WHAT YOU SHOULD DO → Copy out all the data, word for word.

• • • •

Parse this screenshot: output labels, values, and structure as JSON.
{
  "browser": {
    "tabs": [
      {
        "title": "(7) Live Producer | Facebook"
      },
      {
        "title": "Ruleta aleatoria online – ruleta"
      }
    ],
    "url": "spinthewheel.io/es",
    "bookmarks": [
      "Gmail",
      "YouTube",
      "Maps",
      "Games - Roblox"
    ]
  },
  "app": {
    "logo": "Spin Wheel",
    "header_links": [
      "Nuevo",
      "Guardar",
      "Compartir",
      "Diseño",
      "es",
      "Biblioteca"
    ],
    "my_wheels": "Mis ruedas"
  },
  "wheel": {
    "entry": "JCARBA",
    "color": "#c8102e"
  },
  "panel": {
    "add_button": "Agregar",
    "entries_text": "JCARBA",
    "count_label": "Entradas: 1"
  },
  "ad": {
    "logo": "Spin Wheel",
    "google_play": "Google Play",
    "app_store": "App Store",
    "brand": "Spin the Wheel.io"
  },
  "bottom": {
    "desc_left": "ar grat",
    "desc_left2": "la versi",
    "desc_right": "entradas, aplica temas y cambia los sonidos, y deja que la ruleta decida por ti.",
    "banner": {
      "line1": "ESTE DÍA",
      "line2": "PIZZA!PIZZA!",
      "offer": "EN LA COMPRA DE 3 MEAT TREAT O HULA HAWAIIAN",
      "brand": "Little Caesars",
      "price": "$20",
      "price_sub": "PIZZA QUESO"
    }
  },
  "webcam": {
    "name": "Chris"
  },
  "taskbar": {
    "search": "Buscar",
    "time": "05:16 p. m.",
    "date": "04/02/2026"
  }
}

• • • •

RESPONSE FOR THIS EXERCISE →
Parse this screenshot: output labels, values, and structure as JSON.
{
  "browser": {
    "tabs": [
      {
        "title": "(7) Live Producer | Facebook"
      },
      {
        "title": "Ruleta aleatoria online – ruleta"
      }
    ],
    "url": "spinthewheel.io/es",
    "bookmarks": [
      "Gmail",
      "YouTube",
      "Maps",
      "Games - Roblox"
    ]
  },
  "app": {
    "logo": "Spin Wheel",
    "header_links": [
      "Nuevo",
      "Guardar",
      "Compartir",
      "Diseño",
      "es",
      "Biblioteca"
    ],
    "my_wheels": "Mis ruedas"
  },
  "wheel": {
    "entry": "JCARBA",
    "color": "#c8102e"
  },
  "panel": {
    "add_button": "Agregar",
    "entries_text": "JCARBA",
    "count_label": "Entradas: 1"
  },
  "ad": {
    "logo": "Spin Wheel",
    "google_play": "Google Play",
    "app_store": "App Store",
    "brand": "Spin the Wheel.io"
  },
  "bottom": {
    "desc_left": "ar grat",
    "desc_left2": "la versi",
    "desc_right": "entradas, aplica temas y cambia los sonidos, y deja que la ruleta decida por ti.",
    "banner": {
      "line1": "ESTE DÍA",
      "line2": "PIZZA!PIZZA!",
      "offer": "EN LA COMPRA DE 3 MEAT TREAT O HULA HAWAIIAN",
      "brand": "Little Caesars",
      "price": "$20",
      "price_sub": "PIZZA QUESO"
    }
  },
  "webcam": {
    "name": "Chris"
  },
  "taskbar": {
    "search": "Buscar",
    "time": "05:16 p. m.",
    "date": "04/02/2026"
  }
}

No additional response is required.